== Listed records ==

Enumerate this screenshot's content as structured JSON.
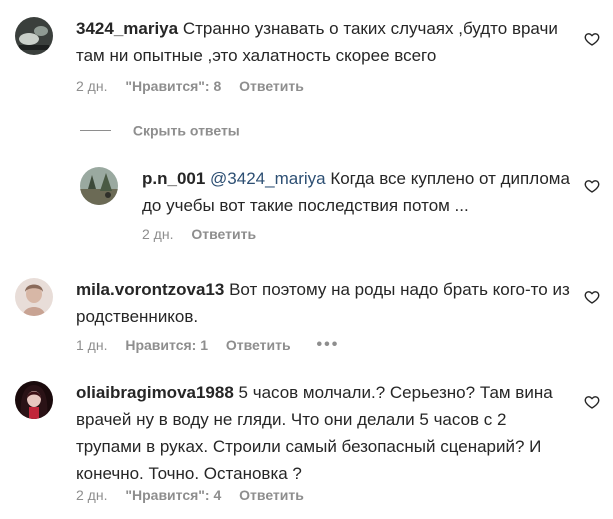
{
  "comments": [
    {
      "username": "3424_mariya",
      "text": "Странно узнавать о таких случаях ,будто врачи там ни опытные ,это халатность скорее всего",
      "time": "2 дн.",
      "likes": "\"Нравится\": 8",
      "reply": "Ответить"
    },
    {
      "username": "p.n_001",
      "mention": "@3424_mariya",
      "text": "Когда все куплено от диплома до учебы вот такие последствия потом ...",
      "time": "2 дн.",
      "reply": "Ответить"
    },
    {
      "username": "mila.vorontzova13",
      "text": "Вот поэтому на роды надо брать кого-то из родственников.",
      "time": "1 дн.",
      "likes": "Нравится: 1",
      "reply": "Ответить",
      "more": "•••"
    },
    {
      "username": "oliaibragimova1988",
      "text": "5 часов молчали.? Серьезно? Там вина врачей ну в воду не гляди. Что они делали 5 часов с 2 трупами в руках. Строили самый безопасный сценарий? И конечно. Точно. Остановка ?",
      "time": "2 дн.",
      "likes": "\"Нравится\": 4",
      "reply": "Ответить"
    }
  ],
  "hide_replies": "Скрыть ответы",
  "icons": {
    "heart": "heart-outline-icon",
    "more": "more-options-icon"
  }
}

===
== Listed records ==

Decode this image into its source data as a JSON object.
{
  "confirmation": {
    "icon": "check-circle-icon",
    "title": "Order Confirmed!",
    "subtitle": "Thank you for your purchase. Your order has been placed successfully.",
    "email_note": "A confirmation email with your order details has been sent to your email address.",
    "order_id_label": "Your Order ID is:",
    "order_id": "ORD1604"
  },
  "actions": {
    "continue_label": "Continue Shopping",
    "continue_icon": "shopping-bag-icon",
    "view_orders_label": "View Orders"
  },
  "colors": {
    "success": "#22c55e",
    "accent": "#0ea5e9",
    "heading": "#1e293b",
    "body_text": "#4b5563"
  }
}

===
== Listed records ==

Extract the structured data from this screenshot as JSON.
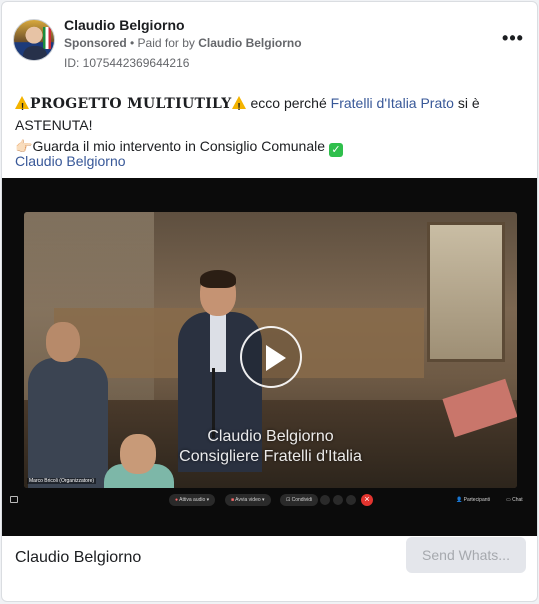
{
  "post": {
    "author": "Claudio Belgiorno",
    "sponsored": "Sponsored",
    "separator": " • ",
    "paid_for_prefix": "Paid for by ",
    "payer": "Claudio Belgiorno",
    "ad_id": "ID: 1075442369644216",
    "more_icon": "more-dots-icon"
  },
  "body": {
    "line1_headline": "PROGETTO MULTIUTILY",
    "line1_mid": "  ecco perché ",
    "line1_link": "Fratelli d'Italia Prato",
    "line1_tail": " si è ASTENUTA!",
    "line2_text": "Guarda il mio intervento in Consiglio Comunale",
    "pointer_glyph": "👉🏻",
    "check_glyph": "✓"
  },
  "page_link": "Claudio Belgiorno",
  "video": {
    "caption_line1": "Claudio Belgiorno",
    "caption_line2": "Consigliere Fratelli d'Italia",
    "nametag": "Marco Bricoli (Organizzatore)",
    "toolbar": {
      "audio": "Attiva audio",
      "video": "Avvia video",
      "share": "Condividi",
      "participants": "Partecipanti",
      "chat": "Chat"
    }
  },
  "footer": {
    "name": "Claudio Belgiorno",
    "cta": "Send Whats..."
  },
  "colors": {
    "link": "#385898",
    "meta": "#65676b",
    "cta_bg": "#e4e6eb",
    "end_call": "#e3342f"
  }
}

===

### The exercise
Go through the listing above and locate each line that holds the word "Claudio". Copy those lines.

### The response
    "author": "Claudio Belgiorno",
    "payer": "Claudio Belgiorno",
  "page_link": "Claudio Belgiorno",
    "caption_line1": "Claudio Belgiorno",
    "name": "Claudio Belgiorno",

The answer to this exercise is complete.